Given task —
Pull out every line below holding the word "text".

BEGIN

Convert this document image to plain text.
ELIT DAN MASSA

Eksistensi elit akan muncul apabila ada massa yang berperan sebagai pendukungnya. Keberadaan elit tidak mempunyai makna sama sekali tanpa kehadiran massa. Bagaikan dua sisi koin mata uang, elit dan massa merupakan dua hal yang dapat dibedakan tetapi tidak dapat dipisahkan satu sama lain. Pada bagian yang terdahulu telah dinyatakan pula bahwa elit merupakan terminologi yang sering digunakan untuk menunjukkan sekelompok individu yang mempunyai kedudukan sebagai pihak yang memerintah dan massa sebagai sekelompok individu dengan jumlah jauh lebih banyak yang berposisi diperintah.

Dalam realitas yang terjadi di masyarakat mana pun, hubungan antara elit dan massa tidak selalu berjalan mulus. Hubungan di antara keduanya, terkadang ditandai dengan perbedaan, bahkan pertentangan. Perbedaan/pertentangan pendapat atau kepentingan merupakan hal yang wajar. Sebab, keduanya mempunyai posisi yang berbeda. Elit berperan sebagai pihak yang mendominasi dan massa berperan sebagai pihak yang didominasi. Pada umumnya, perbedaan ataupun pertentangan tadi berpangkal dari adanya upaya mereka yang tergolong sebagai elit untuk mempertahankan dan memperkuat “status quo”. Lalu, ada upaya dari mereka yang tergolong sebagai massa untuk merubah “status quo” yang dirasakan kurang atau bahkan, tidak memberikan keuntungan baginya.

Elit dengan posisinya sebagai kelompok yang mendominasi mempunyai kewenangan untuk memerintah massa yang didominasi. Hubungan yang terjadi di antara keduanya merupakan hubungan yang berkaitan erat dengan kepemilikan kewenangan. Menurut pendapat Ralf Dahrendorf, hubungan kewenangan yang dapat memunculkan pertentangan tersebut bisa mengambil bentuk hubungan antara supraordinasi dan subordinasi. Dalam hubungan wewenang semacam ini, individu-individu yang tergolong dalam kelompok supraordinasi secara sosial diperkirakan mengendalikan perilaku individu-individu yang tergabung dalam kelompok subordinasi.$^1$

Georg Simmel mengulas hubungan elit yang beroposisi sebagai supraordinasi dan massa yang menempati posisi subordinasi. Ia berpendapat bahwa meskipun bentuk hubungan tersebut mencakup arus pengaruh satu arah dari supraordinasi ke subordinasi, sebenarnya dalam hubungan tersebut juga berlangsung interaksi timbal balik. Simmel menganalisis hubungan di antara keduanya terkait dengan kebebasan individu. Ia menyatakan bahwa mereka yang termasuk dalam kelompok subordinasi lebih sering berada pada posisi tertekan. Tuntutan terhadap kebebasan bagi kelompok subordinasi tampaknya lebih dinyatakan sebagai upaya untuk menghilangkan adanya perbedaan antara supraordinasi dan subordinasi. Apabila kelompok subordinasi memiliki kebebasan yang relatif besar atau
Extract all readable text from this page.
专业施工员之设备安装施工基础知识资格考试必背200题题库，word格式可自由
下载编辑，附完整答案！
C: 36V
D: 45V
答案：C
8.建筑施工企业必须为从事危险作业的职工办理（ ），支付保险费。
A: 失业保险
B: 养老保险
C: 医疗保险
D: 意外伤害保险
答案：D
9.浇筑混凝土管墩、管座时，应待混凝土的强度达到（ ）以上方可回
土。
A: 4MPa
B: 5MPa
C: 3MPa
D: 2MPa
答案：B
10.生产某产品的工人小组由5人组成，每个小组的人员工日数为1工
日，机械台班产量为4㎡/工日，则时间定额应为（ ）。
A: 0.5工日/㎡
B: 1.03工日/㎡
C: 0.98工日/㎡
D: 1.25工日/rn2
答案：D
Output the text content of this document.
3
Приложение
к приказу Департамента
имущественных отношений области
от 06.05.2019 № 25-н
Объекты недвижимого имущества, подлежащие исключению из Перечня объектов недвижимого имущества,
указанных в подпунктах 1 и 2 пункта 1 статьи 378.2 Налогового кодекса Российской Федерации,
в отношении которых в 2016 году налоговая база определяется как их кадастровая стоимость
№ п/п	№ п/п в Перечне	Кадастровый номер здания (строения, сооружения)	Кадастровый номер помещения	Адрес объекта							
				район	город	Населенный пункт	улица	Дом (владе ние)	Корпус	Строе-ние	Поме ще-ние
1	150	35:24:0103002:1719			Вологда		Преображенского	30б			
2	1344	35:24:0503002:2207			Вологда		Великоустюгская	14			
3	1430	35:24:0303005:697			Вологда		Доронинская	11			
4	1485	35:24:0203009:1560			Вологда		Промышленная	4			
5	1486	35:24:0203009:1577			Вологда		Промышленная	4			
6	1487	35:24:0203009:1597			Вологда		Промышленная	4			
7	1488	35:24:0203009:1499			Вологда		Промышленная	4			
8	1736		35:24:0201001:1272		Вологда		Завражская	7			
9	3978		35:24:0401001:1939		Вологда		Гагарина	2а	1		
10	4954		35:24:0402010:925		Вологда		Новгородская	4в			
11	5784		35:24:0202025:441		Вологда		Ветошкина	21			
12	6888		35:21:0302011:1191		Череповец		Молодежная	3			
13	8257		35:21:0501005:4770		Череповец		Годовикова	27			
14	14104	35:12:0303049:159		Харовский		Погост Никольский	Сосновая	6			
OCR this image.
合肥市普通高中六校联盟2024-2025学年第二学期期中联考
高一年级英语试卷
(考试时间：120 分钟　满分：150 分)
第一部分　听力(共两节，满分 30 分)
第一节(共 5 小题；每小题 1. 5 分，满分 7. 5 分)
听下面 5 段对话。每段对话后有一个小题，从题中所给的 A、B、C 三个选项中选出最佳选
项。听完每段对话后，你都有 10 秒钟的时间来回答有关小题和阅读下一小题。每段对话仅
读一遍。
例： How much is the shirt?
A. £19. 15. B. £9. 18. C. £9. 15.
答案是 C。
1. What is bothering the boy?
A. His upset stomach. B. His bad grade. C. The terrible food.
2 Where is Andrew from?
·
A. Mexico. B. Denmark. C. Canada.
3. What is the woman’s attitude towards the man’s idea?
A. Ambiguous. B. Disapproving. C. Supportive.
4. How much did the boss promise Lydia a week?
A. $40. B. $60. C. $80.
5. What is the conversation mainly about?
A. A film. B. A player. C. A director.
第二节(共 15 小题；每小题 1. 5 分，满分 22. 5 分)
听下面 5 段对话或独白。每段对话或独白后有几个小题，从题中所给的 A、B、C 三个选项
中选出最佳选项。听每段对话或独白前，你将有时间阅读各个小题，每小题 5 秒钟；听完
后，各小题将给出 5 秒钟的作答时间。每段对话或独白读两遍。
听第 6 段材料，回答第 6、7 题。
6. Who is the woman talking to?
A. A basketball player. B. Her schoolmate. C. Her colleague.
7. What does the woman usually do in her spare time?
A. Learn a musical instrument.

END

Solution —
Convert this document image to plain text.
Extract all readable text from this page.
Output the text content of this document.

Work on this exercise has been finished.